◆ **Problem to solve**:
Starting with the line that contains "Give me a plain-text", reproduce each line through the end of the entries exactly as written.

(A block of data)

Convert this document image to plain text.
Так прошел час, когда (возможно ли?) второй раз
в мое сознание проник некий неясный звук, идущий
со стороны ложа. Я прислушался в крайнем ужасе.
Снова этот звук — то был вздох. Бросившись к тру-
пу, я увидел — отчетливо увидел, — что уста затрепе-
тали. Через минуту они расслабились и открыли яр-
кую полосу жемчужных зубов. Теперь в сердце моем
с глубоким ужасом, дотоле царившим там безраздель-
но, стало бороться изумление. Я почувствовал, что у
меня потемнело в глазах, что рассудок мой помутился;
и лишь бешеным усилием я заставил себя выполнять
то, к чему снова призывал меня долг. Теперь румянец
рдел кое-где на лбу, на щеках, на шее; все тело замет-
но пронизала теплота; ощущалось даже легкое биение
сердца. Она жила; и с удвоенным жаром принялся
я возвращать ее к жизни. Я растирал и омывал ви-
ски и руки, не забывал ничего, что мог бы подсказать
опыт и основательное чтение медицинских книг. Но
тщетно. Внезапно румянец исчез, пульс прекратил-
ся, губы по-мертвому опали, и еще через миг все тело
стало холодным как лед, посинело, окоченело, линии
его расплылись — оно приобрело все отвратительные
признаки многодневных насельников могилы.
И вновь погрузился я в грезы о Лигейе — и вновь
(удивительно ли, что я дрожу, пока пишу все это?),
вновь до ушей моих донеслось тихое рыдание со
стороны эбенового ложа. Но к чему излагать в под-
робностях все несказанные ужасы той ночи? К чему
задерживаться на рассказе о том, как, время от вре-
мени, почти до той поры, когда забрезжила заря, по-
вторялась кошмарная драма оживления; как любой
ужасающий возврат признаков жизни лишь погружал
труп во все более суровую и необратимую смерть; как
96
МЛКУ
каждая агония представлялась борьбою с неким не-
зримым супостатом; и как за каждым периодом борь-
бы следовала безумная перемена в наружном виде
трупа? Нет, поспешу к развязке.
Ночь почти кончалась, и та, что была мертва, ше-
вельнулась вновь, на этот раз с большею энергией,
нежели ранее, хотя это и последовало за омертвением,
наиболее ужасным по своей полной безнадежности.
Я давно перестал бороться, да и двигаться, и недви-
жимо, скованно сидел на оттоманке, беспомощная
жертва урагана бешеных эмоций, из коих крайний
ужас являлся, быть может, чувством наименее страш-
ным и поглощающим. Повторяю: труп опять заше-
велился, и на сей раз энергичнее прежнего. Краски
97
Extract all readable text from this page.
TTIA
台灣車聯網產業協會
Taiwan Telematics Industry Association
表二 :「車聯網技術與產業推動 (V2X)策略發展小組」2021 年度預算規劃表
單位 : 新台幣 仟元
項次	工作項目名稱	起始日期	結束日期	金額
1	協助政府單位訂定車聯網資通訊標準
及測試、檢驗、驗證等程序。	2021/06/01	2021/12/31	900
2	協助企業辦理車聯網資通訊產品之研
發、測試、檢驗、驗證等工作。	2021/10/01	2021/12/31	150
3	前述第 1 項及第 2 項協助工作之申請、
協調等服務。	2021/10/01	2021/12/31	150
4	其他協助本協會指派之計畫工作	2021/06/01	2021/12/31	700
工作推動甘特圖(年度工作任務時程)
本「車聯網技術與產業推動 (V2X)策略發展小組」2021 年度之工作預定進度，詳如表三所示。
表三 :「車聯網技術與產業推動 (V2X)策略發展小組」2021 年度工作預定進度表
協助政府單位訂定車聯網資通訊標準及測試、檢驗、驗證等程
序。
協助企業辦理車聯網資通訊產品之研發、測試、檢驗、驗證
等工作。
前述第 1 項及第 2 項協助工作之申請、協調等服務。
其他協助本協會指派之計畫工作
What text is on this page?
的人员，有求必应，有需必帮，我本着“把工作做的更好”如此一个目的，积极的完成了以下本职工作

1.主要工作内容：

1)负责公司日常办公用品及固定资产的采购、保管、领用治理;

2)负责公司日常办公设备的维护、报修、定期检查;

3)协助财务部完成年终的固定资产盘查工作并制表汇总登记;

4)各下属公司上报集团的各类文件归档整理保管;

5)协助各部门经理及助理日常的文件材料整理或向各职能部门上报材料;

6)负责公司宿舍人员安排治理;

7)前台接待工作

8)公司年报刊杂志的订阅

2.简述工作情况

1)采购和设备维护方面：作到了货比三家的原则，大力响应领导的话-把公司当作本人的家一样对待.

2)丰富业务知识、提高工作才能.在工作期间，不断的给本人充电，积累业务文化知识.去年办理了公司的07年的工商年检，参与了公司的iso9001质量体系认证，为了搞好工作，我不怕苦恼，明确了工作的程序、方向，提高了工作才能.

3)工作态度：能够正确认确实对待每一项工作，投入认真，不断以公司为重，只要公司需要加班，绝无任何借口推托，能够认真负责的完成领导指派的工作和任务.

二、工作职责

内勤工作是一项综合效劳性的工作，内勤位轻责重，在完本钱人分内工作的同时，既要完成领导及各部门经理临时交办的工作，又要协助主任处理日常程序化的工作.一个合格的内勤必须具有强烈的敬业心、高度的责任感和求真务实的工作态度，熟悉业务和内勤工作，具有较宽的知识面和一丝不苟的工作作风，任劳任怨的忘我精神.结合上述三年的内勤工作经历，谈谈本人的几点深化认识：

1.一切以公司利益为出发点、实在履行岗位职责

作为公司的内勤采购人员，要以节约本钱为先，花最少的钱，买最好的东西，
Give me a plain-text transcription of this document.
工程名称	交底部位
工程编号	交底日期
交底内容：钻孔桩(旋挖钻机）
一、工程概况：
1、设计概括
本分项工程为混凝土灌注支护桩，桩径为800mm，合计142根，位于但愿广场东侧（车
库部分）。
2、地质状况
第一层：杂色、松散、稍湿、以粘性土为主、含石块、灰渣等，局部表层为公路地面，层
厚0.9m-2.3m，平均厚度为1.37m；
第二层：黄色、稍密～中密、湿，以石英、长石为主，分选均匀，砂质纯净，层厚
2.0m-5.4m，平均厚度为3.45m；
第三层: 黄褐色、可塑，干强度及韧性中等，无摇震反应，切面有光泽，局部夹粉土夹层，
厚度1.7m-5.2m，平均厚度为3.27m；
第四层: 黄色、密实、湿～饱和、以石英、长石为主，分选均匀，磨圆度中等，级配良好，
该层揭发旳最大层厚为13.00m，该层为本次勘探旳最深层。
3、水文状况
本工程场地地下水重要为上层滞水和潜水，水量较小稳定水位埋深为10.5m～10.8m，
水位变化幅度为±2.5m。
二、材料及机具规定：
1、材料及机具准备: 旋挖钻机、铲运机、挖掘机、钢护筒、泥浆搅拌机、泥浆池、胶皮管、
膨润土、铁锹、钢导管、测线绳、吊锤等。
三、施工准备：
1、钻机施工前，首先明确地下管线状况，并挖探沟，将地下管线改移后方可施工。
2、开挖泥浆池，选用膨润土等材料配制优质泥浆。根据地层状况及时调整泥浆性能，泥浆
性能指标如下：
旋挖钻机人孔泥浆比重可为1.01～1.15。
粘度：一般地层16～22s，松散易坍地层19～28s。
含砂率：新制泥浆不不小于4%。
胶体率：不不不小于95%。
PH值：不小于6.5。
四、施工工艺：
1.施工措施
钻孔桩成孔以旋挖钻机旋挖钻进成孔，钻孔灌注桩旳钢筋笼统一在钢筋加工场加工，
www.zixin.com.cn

◆ **Finished task**:
Give me a plain-text transcription of this document.
工程名称	交底部位
工程编号	交底日期
交底内容：钻孔桩(旋挖钻机）
一、工程概况：
1、设计概括
本分项工程为混凝土灌注支护桩，桩径为800mm，合计142根，位于但愿广场东侧（车
库部分）。
2、地质状况
第一层：杂色、松散、稍湿、以粘性土为主、含石块、灰渣等，局部表层为公路地面，层
厚0.9m-2.3m，平均厚度为1.37m；
第二层：黄色、稍密～中密、湿，以石英、长石为主，分选均匀，砂质纯净，层厚
2.0m-5.4m，平均厚度为3.45m；
第三层: 黄褐色、可塑，干强度及韧性中等，无摇震反应，切面有光泽，局部夹粉土夹层，
厚度1.7m-5.2m，平均厚度为3.27m；
第四层: 黄色、密实、湿～饱和、以石英、长石为主，分选均匀，磨圆度中等，级配良好，
该层揭发旳最大层厚为13.00m，该层为本次勘探旳最深层。
3、水文状况
本工程场地地下水重要为上层滞水和潜水，水量较小稳定水位埋深为10.5m～10.8m，
水位变化幅度为±2.5m。
二、材料及机具规定：
1、材料及机具准备: 旋挖钻机、铲运机、挖掘机、钢护筒、泥浆搅拌机、泥浆池、胶皮管、
膨润土、铁锹、钢导管、测线绳、吊锤等。
三、施工准备：
1、钻机施工前，首先明确地下管线状况，并挖探沟，将地下管线改移后方可施工。
2、开挖泥浆池，选用膨润土等材料配制优质泥浆。根据地层状况及时调整泥浆性能，泥浆
性能指标如下：
旋挖钻机人孔泥浆比重可为1.01～1.15。
粘度：一般地层16～22s，松散易坍地层19～28s。
含砂率：新制泥浆不不小于4%。
胶体率：不不不小于95%。
PH值：不小于6.5。
四、施工工艺：
1.施工措施
钻孔桩成孔以旋挖钻机旋挖钻进成孔，钻孔灌注桩旳钢筋笼统一在钢筋加工场加工，
www.zixin.com.cn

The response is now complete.